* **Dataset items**
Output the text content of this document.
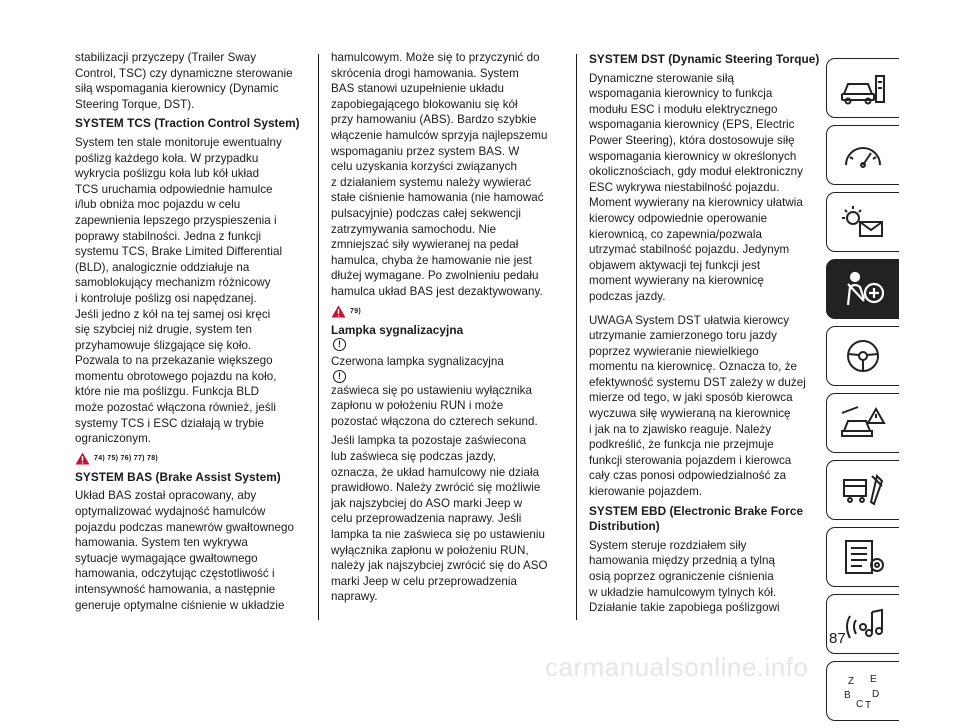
stabilizacji przyczepy (Trailer Sway
Control, TSC) czy dynamiczne sterowanie
siłą wspomagania kierownicy (Dynamic
Steering Torque, DST).
SYSTEM TCS (Traction Control System)
System ten stale monitoruje ewentualny
poślizg każdego koła. W przypadku
wykrycia poślizgu koła lub kół układ
TCS uruchamia odpowiednie hamulce
i/lub obniża moc pojazdu w celu
zapewnienia lepszego przyspieszenia i
poprawy stabilności. Jedna z funkcji
systemu TCS, Brake Limited Differential
(BLD), analogicznie oddziałuje na
samoblokujący mechanizm różnicowy
i kontroluje poślizg osi napędzanej.
Jeśli jedno z kół na tej samej osi kręci
się szybciej niż drugie, system ten
przyhamowuje ślizgające się koło.
Pozwala to na przekazanie większego
momentu obrotowego pojazdu na koło,
które nie ma poślizgu. Funkcja BLD
może pozostać włączona również, jeśli
systemy TCS i ESC działają w trybie
ograniczonym.
74) 75) 76) 77) 78)
SYSTEM BAS (Brake Assist System)
Układ BAS został opracowany, aby
optymalizować wydajność hamulców
pojazdu podczas manewrów gwałtownego
hamowania. System ten wykrywa
sytuacje wymagające gwałtownego
hamowania, odczytując częstotliwość i
intensywność hamowania, a następnie
generuje optymalne ciśnienie w układzie
hamulcowym. Może się to przyczynić do
skrócenia drogi hamowania. System
BAS stanowi uzupełnienie układu
zapobiegającego blokowaniu się kół
przy hamowaniu (ABS). Bardzo szybkie
włączenie hamulców sprzyja najlepszemu
wspomaganiu przez system BAS. W
celu uzyskania korzyści związanych
z działaniem systemu należy wywierać
stałe ciśnienie hamowania (nie hamować
pulsacyjnie) podczas całej sekwencji
zatrzymywania samochodu. Nie
zmniejszać siły wywieranej na pedał
hamulca, chyba że hamowanie nie jest
dłużej wymagane. Po zwolnieniu pedału
hamulca układ BAS jest dezaktywowany.
79)
Lampka sygnalizacyjna
!
Czerwona lampka sygnalizacyjna
!
zaświeca się po ustawieniu wyłącznika
zapłonu w położeniu RUN i może
pozostać włączona do czterech sekund.
Jeśli lampka ta pozostaje zaświecona
lub zaświeca się podczas jazdy,
oznacza, że układ hamulcowy nie działa
prawidłowo. Należy zwrócić się możliwie
jak najszybciej do ASO marki Jeep w
celu przeprowadzenia naprawy. Jeśli
lampka ta nie zaświeca się po ustawieniu
wyłącznika zapłonu w położeniu RUN,
należy jak najszybciej zwrócić się do ASO
marki Jeep w celu przeprowadzenia
naprawy.
SYSTEM DST (Dynamic Steering Torque)
Dynamiczne sterowanie siłą
wspomagania kierownicy to funkcja
modułu ESC i modułu elektrycznego
wspomagania kierownicy (EPS, Electric
Power Steering), która dostosowuje siłę
wspomagania kierownicy w określonych
okolicznościach, gdy moduł elektroniczny
ESC wykrywa niestabilność pojazdu.
Moment wywierany na kierownicy ułatwia
kierowcy odpowiednie operowanie
kierownicą, co zapewnia/pozwala
utrzymać stabilność pojazdu. Jedynym
objawem aktywacji tej funkcji jest
moment wywierany na kierownicę
podczas jazdy.
UWAGA System DST ułatwia kierowcy
utrzymanie zamierzonego toru jazdy
poprzez wywieranie niewielkiego
momentu na kierownicę. Oznacza to, że
efektywność systemu DST zależy w dużej
mierze od tego, w jaki sposób kierowca
wyczuwa siłę wywieraną na kierownicę
i jak na to zjawisko reaguje. Należy
podkreślić, że funkcja nie przejmuje
funkcji sterowania pojazdem i kierowca
cały czas ponosi odpowiedzialność za
kierowanie pojazdem.
SYSTEM EBD (Electronic Brake Force
Distribution)
System steruje rozdziałem siły
hamowania między przednią a tylną
osią poprzez ograniczenie ciśnienia
w układzie hamulcowym tylnych kół.
Działanie takie zapobiega poślizgowi
Z E
B D
C T
87
carmanualsonline.info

* **WHAT IS EXPECTED**
Word for word, quote the full listing, omitting every picture.

* **SOLUTION TO THE EXERCISE**
Output the text content of this document.
stabilizacji przyczepy (Trailer Sway
Control, TSC) czy dynamiczne sterowanie
siłą wspomagania kierownicy (Dynamic
Steering Torque, DST).
SYSTEM TCS (Traction Control System)
System ten stale monitoruje ewentualny
poślizg każdego koła. W przypadku
wykrycia poślizgu koła lub kół układ
TCS uruchamia odpowiednie hamulce
i/lub obniża moc pojazdu w celu
zapewnienia lepszego przyspieszenia i
poprawy stabilności. Jedna z funkcji
systemu TCS, Brake Limited Differential
(BLD), analogicznie oddziałuje na
samoblokujący mechanizm różnicowy
i kontroluje poślizg osi napędzanej.
Jeśli jedno z kół na tej samej osi kręci
się szybciej niż drugie, system ten
przyhamowuje ślizgające się koło.
Pozwala to na przekazanie większego
momentu obrotowego pojazdu na koło,
które nie ma poślizgu. Funkcja BLD
może pozostać włączona również, jeśli
systemy TCS i ESC działają w trybie
ograniczonym.
74) 75) 76) 77) 78)
SYSTEM BAS (Brake Assist System)
Układ BAS został opracowany, aby
optymalizować wydajność hamulców
pojazdu podczas manewrów gwałtownego
hamowania. System ten wykrywa
sytuacje wymagające gwałtownego
hamowania, odczytując częstotliwość i
intensywność hamowania, a następnie
generuje optymalne ciśnienie w układzie
hamulcowym. Może się to przyczynić do
skrócenia drogi hamowania. System
BAS stanowi uzupełnienie układu
zapobiegającego blokowaniu się kół
przy hamowaniu (ABS). Bardzo szybkie
włączenie hamulców sprzyja najlepszemu
wspomaganiu przez system BAS. W
celu uzyskania korzyści związanych
z działaniem systemu należy wywierać
stałe ciśnienie hamowania (nie hamować
pulsacyjnie) podczas całej sekwencji
zatrzymywania samochodu. Nie
zmniejszać siły wywieranej na pedał
hamulca, chyba że hamowanie nie jest
dłużej wymagane. Po zwolnieniu pedału
hamulca układ BAS jest dezaktywowany.
79)
Lampka sygnalizacyjna
!
Czerwona lampka sygnalizacyjna
!
zaświeca się po ustawieniu wyłącznika
zapłonu w położeniu RUN i może
pozostać włączona do czterech sekund.
Jeśli lampka ta pozostaje zaświecona
lub zaświeca się podczas jazdy,
oznacza, że układ hamulcowy nie działa
prawidłowo. Należy zwrócić się możliwie
jak najszybciej do ASO marki Jeep w
celu przeprowadzenia naprawy. Jeśli
lampka ta nie zaświeca się po ustawieniu
wyłącznika zapłonu w położeniu RUN,
należy jak najszybciej zwrócić się do ASO
marki Jeep w celu przeprowadzenia
naprawy.
SYSTEM DST (Dynamic Steering Torque)
Dynamiczne sterowanie siłą
wspomagania kierownicy to funkcja
modułu ESC i modułu elektrycznego
wspomagania kierownicy (EPS, Electric
Power Steering), która dostosowuje siłę
wspomagania kierownicy w określonych
okolicznościach, gdy moduł elektroniczny
ESC wykrywa niestabilność pojazdu.
Moment wywierany na kierownicy ułatwia
kierowcy odpowiednie operowanie
kierownicą, co zapewnia/pozwala
utrzymać stabilność pojazdu. Jedynym
objawem aktywacji tej funkcji jest
moment wywierany na kierownicę
podczas jazdy.
UWAGA System DST ułatwia kierowcy
utrzymanie zamierzonego toru jazdy
poprzez wywieranie niewielkiego
momentu na kierownicę. Oznacza to, że
efektywność systemu DST zależy w dużej
mierze od tego, w jaki sposób kierowca
wyczuwa siłę wywieraną na kierownicę
i jak na to zjawisko reaguje. Należy
podkreślić, że funkcja nie przejmuje
funkcji sterowania pojazdem i kierowca
cały czas ponosi odpowiedzialność za
kierowanie pojazdem.
SYSTEM EBD (Electronic Brake Force
Distribution)
System steruje rozdziałem siły
hamowania między przednią a tylną
osią poprzez ograniczenie ciśnienia
w układzie hamulcowym tylnych kół.
Działanie takie zapobiega poślizgowi
Z E
B D
C T
87
carmanualsonline.info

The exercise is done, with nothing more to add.